Every entry must be duplicated precisely as written.

Data records
========
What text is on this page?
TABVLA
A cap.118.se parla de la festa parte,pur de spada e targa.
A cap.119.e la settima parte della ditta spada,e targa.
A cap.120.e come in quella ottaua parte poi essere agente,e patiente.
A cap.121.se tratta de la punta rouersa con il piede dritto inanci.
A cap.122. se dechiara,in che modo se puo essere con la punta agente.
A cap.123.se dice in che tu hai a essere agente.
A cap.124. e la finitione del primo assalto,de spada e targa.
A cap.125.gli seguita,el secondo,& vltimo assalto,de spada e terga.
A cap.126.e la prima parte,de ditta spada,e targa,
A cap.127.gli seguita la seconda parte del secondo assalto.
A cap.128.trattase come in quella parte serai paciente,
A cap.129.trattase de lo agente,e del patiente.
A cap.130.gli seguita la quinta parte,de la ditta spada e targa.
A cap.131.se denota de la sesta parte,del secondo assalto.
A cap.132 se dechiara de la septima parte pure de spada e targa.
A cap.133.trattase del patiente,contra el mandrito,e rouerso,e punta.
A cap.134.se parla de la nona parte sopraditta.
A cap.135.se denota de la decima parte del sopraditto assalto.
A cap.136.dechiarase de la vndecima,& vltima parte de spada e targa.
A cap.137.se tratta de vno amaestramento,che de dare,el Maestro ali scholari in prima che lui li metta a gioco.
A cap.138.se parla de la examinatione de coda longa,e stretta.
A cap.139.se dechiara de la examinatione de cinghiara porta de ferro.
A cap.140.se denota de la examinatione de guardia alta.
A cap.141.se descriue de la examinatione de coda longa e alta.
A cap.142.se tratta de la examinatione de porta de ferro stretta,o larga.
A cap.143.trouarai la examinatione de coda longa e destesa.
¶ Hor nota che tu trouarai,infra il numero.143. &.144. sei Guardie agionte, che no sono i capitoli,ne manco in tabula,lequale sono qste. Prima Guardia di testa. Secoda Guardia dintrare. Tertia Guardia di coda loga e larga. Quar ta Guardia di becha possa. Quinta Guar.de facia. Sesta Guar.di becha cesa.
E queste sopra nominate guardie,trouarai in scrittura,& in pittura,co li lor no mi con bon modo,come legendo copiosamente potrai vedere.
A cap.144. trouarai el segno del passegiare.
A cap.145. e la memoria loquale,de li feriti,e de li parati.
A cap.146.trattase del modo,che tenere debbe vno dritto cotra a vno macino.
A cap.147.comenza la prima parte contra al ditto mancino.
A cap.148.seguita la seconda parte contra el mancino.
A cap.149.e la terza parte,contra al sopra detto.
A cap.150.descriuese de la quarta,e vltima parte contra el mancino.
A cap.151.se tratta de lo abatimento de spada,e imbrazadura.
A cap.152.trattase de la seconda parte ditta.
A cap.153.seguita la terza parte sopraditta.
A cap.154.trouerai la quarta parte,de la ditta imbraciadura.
========
TASK OUTPUT
What text is on this page?
TABVLA
A cap.118.se parla de la festa parte,pur de spada e targa.
A cap.119.e la settima parte della ditta spada,e targa.
A cap.120.e come in quella ottaua parte poi essere agente,e patiente.
A cap.121.se tratta de la punta rouersa con il piede dritto inanci.
A cap.122. se dechiara,in che modo se puo essere con la punta agente.
A cap.123.se dice in che tu hai a essere agente.
A cap.124. e la finitione del primo assalto,de spada e targa.
A cap.125.gli seguita,el secondo,& vltimo assalto,de spada e terga.
A cap.126.e la prima parte,de ditta spada,e targa,
A cap.127.gli seguita la seconda parte del secondo assalto.
A cap.128.trattase come in quella parte serai paciente,
A cap.129.trattase de lo agente,e del patiente.
A cap.130.gli seguita la quinta parte,de la ditta spada e targa.
A cap.131.se denota de la sesta parte,del secondo assalto.
A cap.132 se dechiara de la septima parte pure de spada e targa.
A cap.133.trattase del patiente,contra el mandrito,e rouerso,e punta.
A cap.134.se parla de la nona parte sopraditta.
A cap.135.se denota de la decima parte del sopraditto assalto.
A cap.136.dechiarase de la vndecima,& vltima parte de spada e targa.
A cap.137.se tratta de vno amaestramento,che de dare,el Maestro ali scholari in prima che lui li metta a gioco.
A cap.138.se parla de la examinatione de coda longa,e stretta.
A cap.139.se dechiara de la examinatione de cinghiara porta de ferro.
A cap.140.se denota de la examinatione de guardia alta.
A cap.141.se descriue de la examinatione de coda longa e alta.
A cap.142.se tratta de la examinatione de porta de ferro stretta,o larga.
A cap.143.trouarai la examinatione de coda longa e destesa.
¶ Hor nota che tu trouarai,infra il numero.143. &.144. sei Guardie agionte, che no sono i capitoli,ne manco in tabula,lequale sono qste. Prima Guardia di testa. Secoda Guardia dintrare. Tertia Guardia di coda loga e larga. Quar ta Guardia di becha possa. Quinta Guar.de facia. Sesta Guar.di becha cesa.
E queste sopra nominate guardie,trouarai in scrittura,& in pittura,co li lor no mi con bon modo,come legendo copiosamente potrai vedere.
A cap.144. trouarai el segno del passegiare.
A cap.145. e la memoria loquale,de li feriti,e de li parati.
A cap.146.trattase del modo,che tenere debbe vno dritto cotra a vno macino.
A cap.147.comenza la prima parte contra al ditto mancino.
A cap.148.seguita la seconda parte contra el mancino.
A cap.149.e la terza parte,contra al sopra detto.
A cap.150.descriuese de la quarta,e vltima parte contra el mancino.
A cap.151.se tratta de lo abatimento de spada,e imbrazadura.
A cap.152.trattase de la seconda parte ditta.
A cap.153.seguita la terza parte sopraditta.
A cap.154.trouerai la quarta parte,de la ditta imbraciadura.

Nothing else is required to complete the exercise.